▸ **Recorded information**:
* * *
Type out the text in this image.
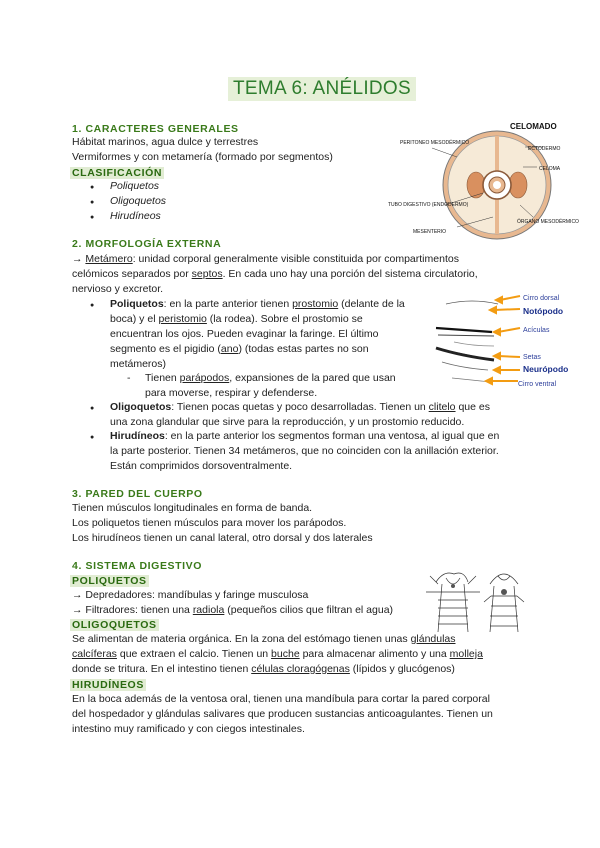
TEMA 6: ANÉLIDOS
1. CARACTERES GENERALES
Hábitat marinos, agua dulce y terrestres
Vermiformes y con metamería (formado por segmentos)
CLASIFICACIÓN
● Poliquetos
● Oligoquetos
● Hirudíneos
CELOMADO
PERITONEO MESODÉRMICO
ECTODERMO
CELOMA
TUBO DIGESTIVO (ENDODERMO)
ÓRGANO MESODÉRMICO
MESENTERIO
2. MORFOLOGÍA EXTERNA
→ Metámero: unidad corporal generalmente visible constituida por compartimentos
celómicos separados por septos. En cada uno hay una porción del sistema circulatorio,
nervioso y excretor.
● Poliquetos: en la parte anterior tienen prostomio (delante de la
boca) y el peristomio (la rodea). Sobre el prostomio se
encuentran los ojos. Pueden evaginar la faringe. El último
segmento es el pigidio (ano) (todas estas partes no son
metámeros)
- Tienen parápodos, expansiones de la pared que usan
para moverse, respirar y defenderse.
● Oligoquetos: Tienen pocas quetas y poco desarrolladas. Tienen un clitelo que es
una zona glandular que sirve para la reproducción, y un prostomio reducido.
● Hirudíneos: en la parte anterior los segmentos forman una ventosa, al igual que en
la parte posterior. Tienen 34 metámeros, que no coinciden con la anillación exterior.
Están comprimidos dorsoventralmente.
Cirro dorsal
Notópodo
Acículas
Setas
Neurópodo
Cirro ventral
3. PARED DEL CUERPO
Tienen músculos longitudinales en forma de banda.
Los poliquetos tienen músculos para mover los parápodos.
Los hirudíneos tienen un canal lateral, otro dorsal y dos laterales
4. SISTEMA DIGESTIVO
POLIQUETOS
→ Depredadores: mandíbulas y faringe musculosa
→ Filtradores: tienen una radiola (pequeños cilios que filtran el agua)
OLIGOQUETOS
Se alimentan de materia orgánica. En la zona del estómago tienen unas glándulas
calcíferas que extraen el calcio. Tienen un buche para almacenar alimento y una molleja
donde se tritura. En el intestino tienen células cloragógenas (lípidos y glucógenos)
HIRUDÍNEOS
En la boca además de la ventosa oral, tienen una mandíbula para cortar la pared corporal
del hospedador y glándulas salivares que producen sustancias anticoagulantes. Tienen un
intestino muy ramificado y con ciegos intestinales.
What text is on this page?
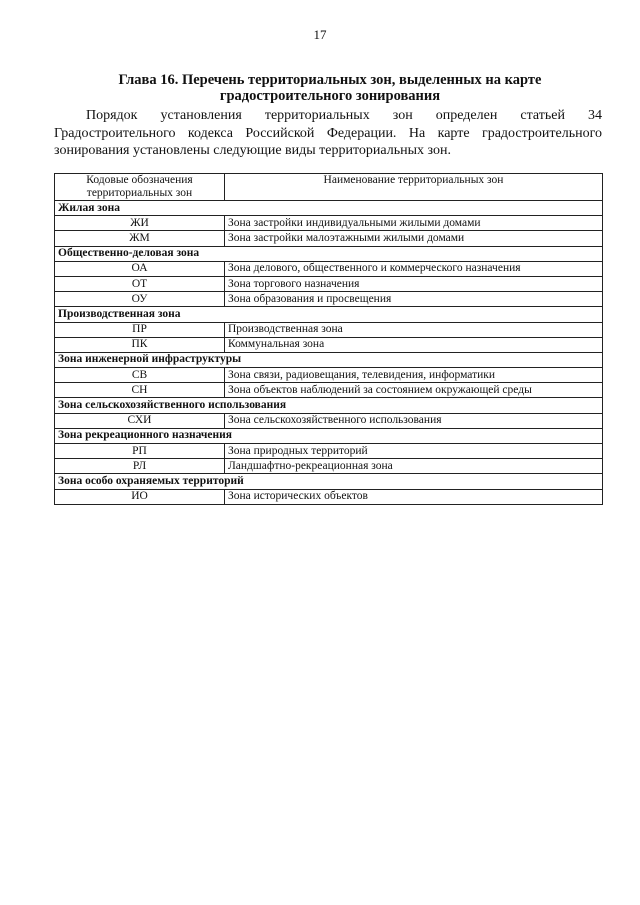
17
Глава 16. Перечень территориальных зон, выделенных на карте
градостроительного зонирования
Порядок установления территориальных зон определен статьей 34 Градостроительного кодекса Российской Федерации. На карте градостроительного зонирования установлены следующие виды территориальных зон.
Кодовые обозначения территориальных зон	Наименование территориальных зон
Жилая зона	
ЖИ	Зона застройки индивидуальными жилыми домами
ЖМ	Зона застройки малоэтажными жилыми домами
Общественно-деловая зона	
ОА	Зона делового, общественного и коммерческого назначения
ОТ	Зона торгового назначения
ОУ	Зона образования и просвещения
Производственная зона	
ПР	Производственная зона
ПК	Коммунальная зона
Зона инженерной инфраструктуры	
СВ	Зона связи, радиовещания, телевидения, информатики
СН	Зона объектов наблюдений за состоянием окружающей среды
Зона сельскохозяйственного использования	
СХИ	Зона сельскохозяйственного использования
Зона рекреационного назначения	
РП	Зона природных территорий
РЛ	Ландшафтно-рекреационная зона
Зона особо охраняемых территорий	
ИО	Зона исторических объектов
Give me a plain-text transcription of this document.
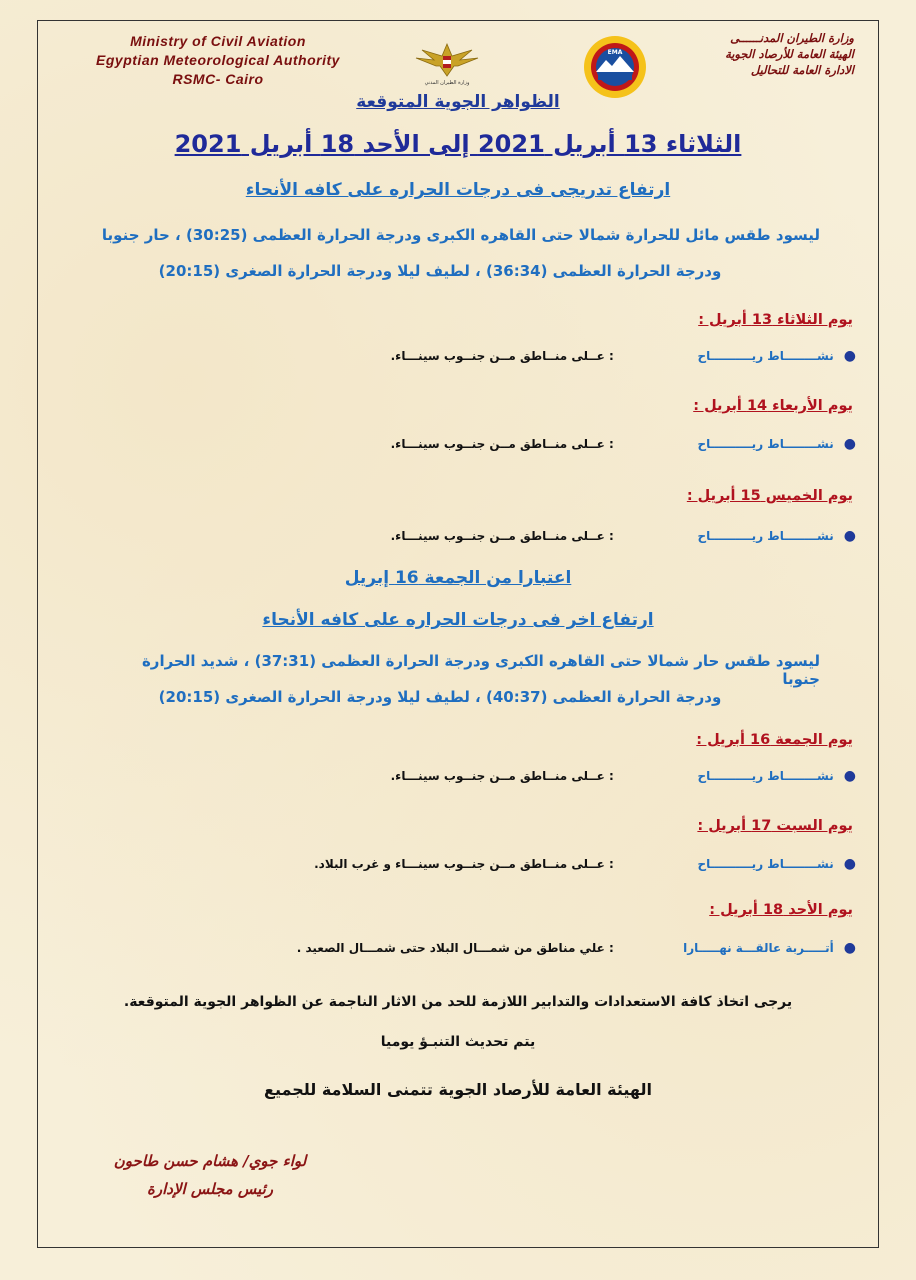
Ministry of Civil Aviation
Egyptian Meteorological Authority
RSMC- Cairo	وزارة الطيران المدني
EMA
وزارة الطيران المدنــــــى
الهيئة العامة للأرصاد الجوية
الادارة العامة للتحاليل
الظواهر الجوية المتوقعة
الثلاثاء 13 أبريل 2021 إلى الأحد 18 أبريل 2021
ارتفاع تدريجى فى درجات الحراره على كافه الأنحاء
ليسود طقس مائل للحرارة شمالا حتى القاهره الكبرى ودرجة الحرارة العظمى (30:25) ، حار جنوبا
ودرجة الحرارة العظمى (36:34) ، لطيف ليلا ودرجة الحرارة الصغرى (20:15)
يوم الثلاثاء 13 أبريل :
●نشــــــــاط ريــــــــــاح: عــلى منــاطق مــن جنــوب سينـــاء.
يوم الأربعاء 14 أبريل :
●نشــــــــاط ريــــــــــاح: عــلى منــاطق مــن جنــوب سينـــاء.
يوم الخميس 15 أبريل :
●نشــــــــاط ريــــــــــاح: عــلى منــاطق مــن جنــوب سينـــاء.
اعتبارا من الجمعة 16 إبريل
ارتفاع اخر فى درجات الحراره على كافه الأنحاء
ليسود طقس حار شمالا حتى القاهره الكبرى ودرجة الحرارة العظمى (37:31) ، شديد الحرارة جنوبا
ودرجة الحرارة العظمى (40:37) ، لطيف ليلا ودرجة الحرارة الصغرى (20:15)
يوم الجمعة 16 أبريل :
●نشــــــــاط ريــــــــــاح: عــلى منــاطق مــن جنــوب سينـــاء.
يوم السبت 17 أبريل :
●نشــــــــاط ريــــــــــاح: عــلى منــاطق مــن جنــوب سينـــاء و غرب البلاد.
يوم الأحد 18 أبريل :
●أتـــــربة عالقـــة نهـــــارا: علي مناطق من شمـــال البلاد حتى شمـــال الصعيد .
يرجى اتخاذ كافة الاستعدادات والتدابير اللازمة للحد من الاثار الناجمة عن الظواهر الجوية المتوقعة.
يتم تحديث التنبـؤ يوميا
الهيئة العامة للأرصاد الجوية تتمنى السلامة للجميع
لواء جوي/ هشام حسن طاحون
رئيس مجلس الإدارة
* * *
▸ **Job**: The data above needs to be retyped exactly, with the images left out.

▸ **Complete response**:
Type out the text in this image.
TEMA 6: ANÉLIDOS
1. CARACTERES GENERALES
Hábitat marinos, agua dulce y terrestres
Vermiformes y con metamería (formado por segmentos)
CLASIFICACIÓN
● Poliquetos
● Oligoquetos
● Hirudíneos
CELOMADO
PERITONEO MESODÉRMICO
ECTODERMO
CELOMA
TUBO DIGESTIVO (ENDODERMO)
ÓRGANO MESODÉRMICO
MESENTERIO
2. MORFOLOGÍA EXTERNA
→ Metámero: unidad corporal generalmente visible constituida por compartimentos
celómicos separados por septos. En cada uno hay una porción del sistema circulatorio,
nervioso y excretor.
● Poliquetos: en la parte anterior tienen prostomio (delante de la
boca) y el peristomio (la rodea). Sobre el prostomio se
encuentran los ojos. Pueden evaginar la faringe. El último
segmento es el pigidio (ano) (todas estas partes no son
metámeros)
- Tienen parápodos, expansiones de la pared que usan
para moverse, respirar y defenderse.
● Oligoquetos: Tienen pocas quetas y poco desarrolladas. Tienen un clitelo que es
una zona glandular que sirve para la reproducción, y un prostomio reducido.
● Hirudíneos: en la parte anterior los segmentos forman una ventosa, al igual que en
la parte posterior. Tienen 34 metámeros, que no coinciden con la anillación exterior.
Están comprimidos dorsoventralmente.
Cirro dorsal
Notópodo
Acículas
Setas
Neurópodo
Cirro ventral
3. PARED DEL CUERPO
Tienen músculos longitudinales en forma de banda.
Los poliquetos tienen músculos para mover los parápodos.
Los hirudíneos tienen un canal lateral, otro dorsal y dos laterales
4. SISTEMA DIGESTIVO
POLIQUETOS
→ Depredadores: mandíbulas y faringe musculosa
→ Filtradores: tienen una radiola (pequeños cilios que filtran el agua)
OLIGOQUETOS
Se alimentan de materia orgánica. En la zona del estómago tienen unas glándulas
calcíferas que extraen el calcio. Tienen un buche para almacenar alimento y una molleja
donde se tritura. En el intestino tienen células cloragógenas (lípidos y glucógenos)
HIRUDÍNEOS
En la boca además de la ventosa oral, tienen una mandíbula para cortar la pared corporal
del hospedador y glándulas salivares que producen sustancias anticoagulantes. Tienen un
intestino muy ramificado y con ciegos intestinales.
What text is on this page?
17
Глава 16. Перечень территориальных зон, выделенных на карте
градостроительного зонирования
Порядок установления территориальных зон определен статьей 34 Градостроительного кодекса Российской Федерации. На карте градостроительного зонирования установлены следующие виды территориальных зон.
Кодовые обозначения территориальных зон	Наименование территориальных зон
Жилая зона	
ЖИ	Зона застройки индивидуальными жилыми домами
ЖМ	Зона застройки малоэтажными жилыми домами
Общественно-деловая зона	
ОА	Зона делового, общественного и коммерческого назначения
ОТ	Зона торгового назначения
ОУ	Зона образования и просвещения
Производственная зона	
ПР	Производственная зона
ПК	Коммунальная зона
Зона инженерной инфраструктуры	
СВ	Зона связи, радиовещания, телевидения, информатики
СН	Зона объектов наблюдений за состоянием окружающей среды
Зона сельскохозяйственного использования	
СХИ	Зона сельскохозяйственного использования
Зона рекреационного назначения	
РП	Зона природных территорий
РЛ	Ландшафтно-рекреационная зона
Зона особо охраняемых территорий	
ИО	Зона исторических объектов
Give me a plain-text transcription of this document.
Ministry of Civil Aviation
Egyptian Meteorological Authority
RSMC- Cairo	وزارة الطيران المدني
EMA
وزارة الطيران المدنــــــى
الهيئة العامة للأرصاد الجوية
الادارة العامة للتحاليل
الظواهر الجوية المتوقعة
الثلاثاء 13 أبريل 2021 إلى الأحد 18 أبريل 2021
ارتفاع تدريجى فى درجات الحراره على كافه الأنحاء
ليسود طقس مائل للحرارة شمالا حتى القاهره الكبرى ودرجة الحرارة العظمى (30:25) ، حار جنوبا
ودرجة الحرارة العظمى (36:34) ، لطيف ليلا ودرجة الحرارة الصغرى (20:15)
يوم الثلاثاء 13 أبريل :
●نشــــــــاط ريــــــــــاح: عــلى منــاطق مــن جنــوب سينـــاء.
يوم الأربعاء 14 أبريل :
●نشــــــــاط ريــــــــــاح: عــلى منــاطق مــن جنــوب سينـــاء.
يوم الخميس 15 أبريل :
●نشــــــــاط ريــــــــــاح: عــلى منــاطق مــن جنــوب سينـــاء.
اعتبارا من الجمعة 16 إبريل
ارتفاع اخر فى درجات الحراره على كافه الأنحاء
ليسود طقس حار شمالا حتى القاهره الكبرى ودرجة الحرارة العظمى (37:31) ، شديد الحرارة جنوبا
ودرجة الحرارة العظمى (40:37) ، لطيف ليلا ودرجة الحرارة الصغرى (20:15)
يوم الجمعة 16 أبريل :
●نشــــــــاط ريــــــــــاح: عــلى منــاطق مــن جنــوب سينـــاء.
يوم السبت 17 أبريل :
●نشــــــــاط ريــــــــــاح: عــلى منــاطق مــن جنــوب سينـــاء و غرب البلاد.
يوم الأحد 18 أبريل :
●أتـــــربة عالقـــة نهـــــارا: علي مناطق من شمـــال البلاد حتى شمـــال الصعيد .
يرجى اتخاذ كافة الاستعدادات والتدابير اللازمة للحد من الاثار الناجمة عن الظواهر الجوية المتوقعة.
يتم تحديث التنبـؤ يوميا
الهيئة العامة للأرصاد الجوية تتمنى السلامة للجميع
لواء جوي/ هشام حسن طاحون
رئيس مجلس الإدارة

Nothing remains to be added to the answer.